### SET EXERCISE
Give again, unaltered, the line with "What does this" and all lines that follow it in the listing below, minus any pictures.

### TASK INPUTS ###

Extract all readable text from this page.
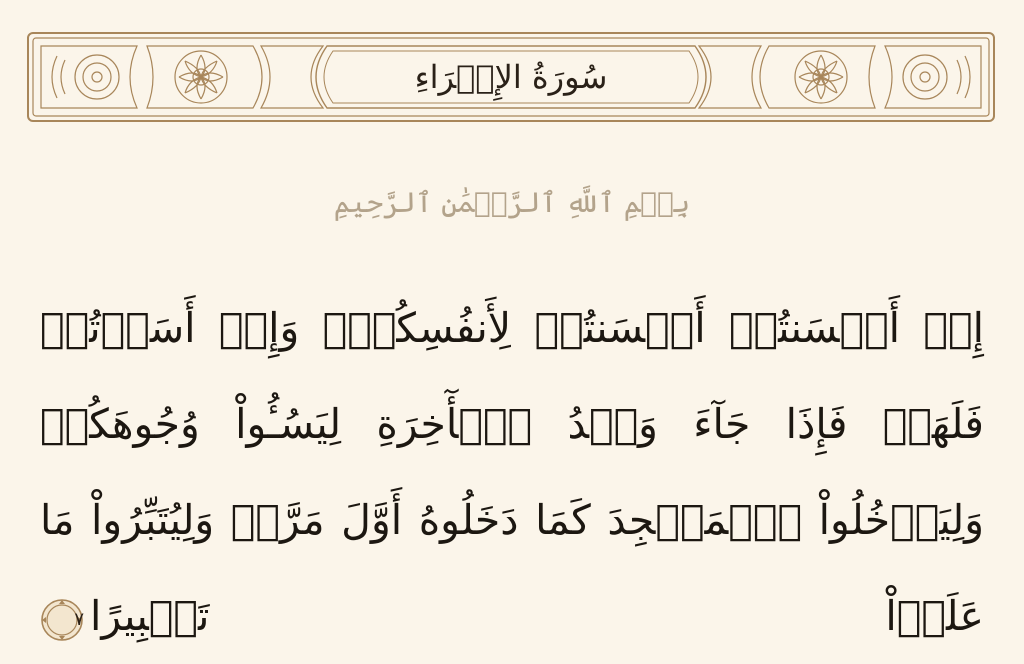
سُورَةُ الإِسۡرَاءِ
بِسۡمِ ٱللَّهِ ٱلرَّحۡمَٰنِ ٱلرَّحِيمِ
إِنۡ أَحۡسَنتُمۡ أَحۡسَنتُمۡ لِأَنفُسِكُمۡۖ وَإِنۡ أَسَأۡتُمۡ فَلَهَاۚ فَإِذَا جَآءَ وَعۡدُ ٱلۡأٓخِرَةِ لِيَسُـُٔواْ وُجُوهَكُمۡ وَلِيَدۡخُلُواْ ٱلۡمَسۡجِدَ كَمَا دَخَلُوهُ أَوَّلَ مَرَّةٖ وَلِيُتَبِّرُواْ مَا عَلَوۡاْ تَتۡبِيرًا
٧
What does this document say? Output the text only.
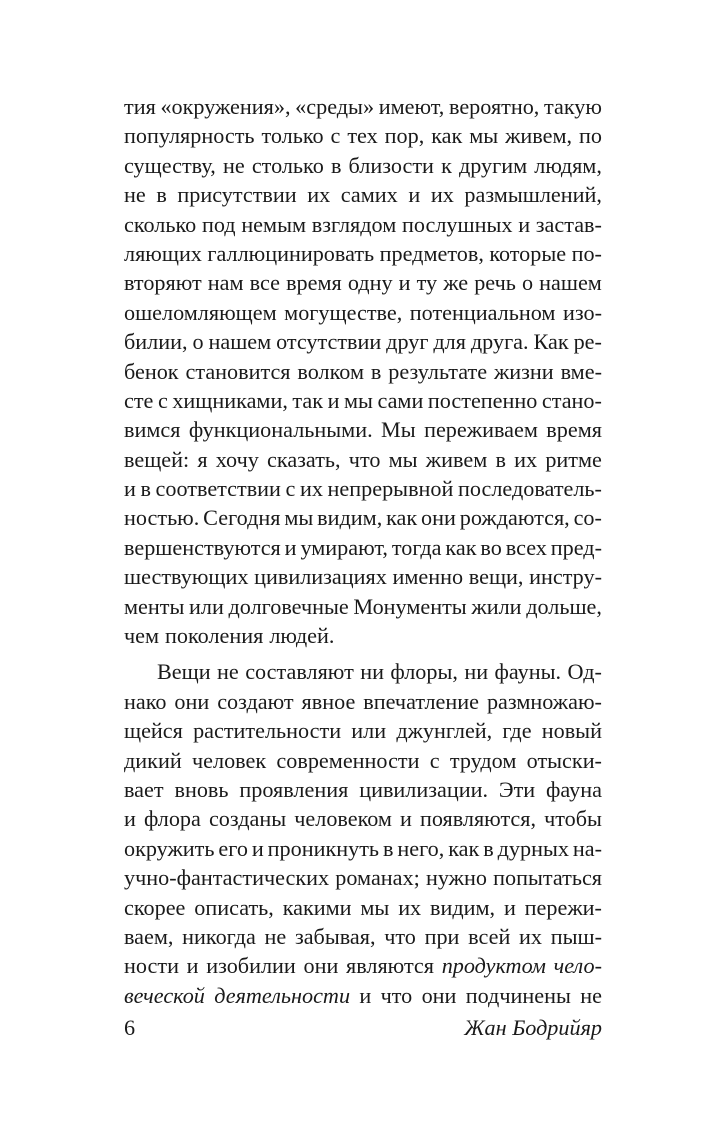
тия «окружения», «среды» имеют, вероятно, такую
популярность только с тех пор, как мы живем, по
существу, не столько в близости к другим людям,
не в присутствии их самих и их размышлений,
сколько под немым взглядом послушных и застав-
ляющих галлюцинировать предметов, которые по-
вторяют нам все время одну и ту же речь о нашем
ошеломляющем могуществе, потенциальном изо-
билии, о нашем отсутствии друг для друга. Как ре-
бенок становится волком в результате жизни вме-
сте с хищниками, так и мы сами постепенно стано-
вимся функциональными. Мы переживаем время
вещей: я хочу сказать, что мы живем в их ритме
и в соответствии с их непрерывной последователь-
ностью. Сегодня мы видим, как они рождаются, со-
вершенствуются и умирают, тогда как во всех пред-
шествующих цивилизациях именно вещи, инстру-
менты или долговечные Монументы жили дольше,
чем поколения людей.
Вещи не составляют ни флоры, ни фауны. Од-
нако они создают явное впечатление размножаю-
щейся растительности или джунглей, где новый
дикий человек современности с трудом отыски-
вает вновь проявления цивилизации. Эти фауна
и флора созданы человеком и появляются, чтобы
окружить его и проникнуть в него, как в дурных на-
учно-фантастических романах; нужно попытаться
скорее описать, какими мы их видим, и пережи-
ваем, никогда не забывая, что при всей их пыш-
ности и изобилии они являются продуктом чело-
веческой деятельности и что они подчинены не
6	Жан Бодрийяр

###

### ANSWER FOR THE TASK
What does this document say? Output the text only.
тия «окружения», «среды» имеют, вероятно, такую
популярность только с тех пор, как мы живем, по
существу, не столько в близости к другим людям,
не в присутствии их самих и их размышлений,
сколько под немым взглядом послушных и застав-
ляющих галлюцинировать предметов, которые по-
вторяют нам все время одну и ту же речь о нашем
ошеломляющем могуществе, потенциальном изо-
билии, о нашем отсутствии друг для друга. Как ре-
бенок становится волком в результате жизни вме-
сте с хищниками, так и мы сами постепенно стано-
вимся функциональными. Мы переживаем время
вещей: я хочу сказать, что мы живем в их ритме
и в соответствии с их непрерывной последователь-
ностью. Сегодня мы видим, как они рождаются, со-
вершенствуются и умирают, тогда как во всех пред-
шествующих цивилизациях именно вещи, инстру-
менты или долговечные Монументы жили дольше,
чем поколения людей.
Вещи не составляют ни флоры, ни фауны. Од-
нако они создают явное впечатление размножаю-
щейся растительности или джунглей, где новый
дикий человек современности с трудом отыски-
вает вновь проявления цивилизации. Эти фауна
и флора созданы человеком и появляются, чтобы
окружить его и проникнуть в него, как в дурных на-
учно-фантастических романах; нужно попытаться
скорее описать, какими мы их видим, и пережи-
ваем, никогда не забывая, что при всей их пыш-
ности и изобилии они являются продуктом чело-
веческой деятельности и что они подчинены не
6	Жан Бодрийяр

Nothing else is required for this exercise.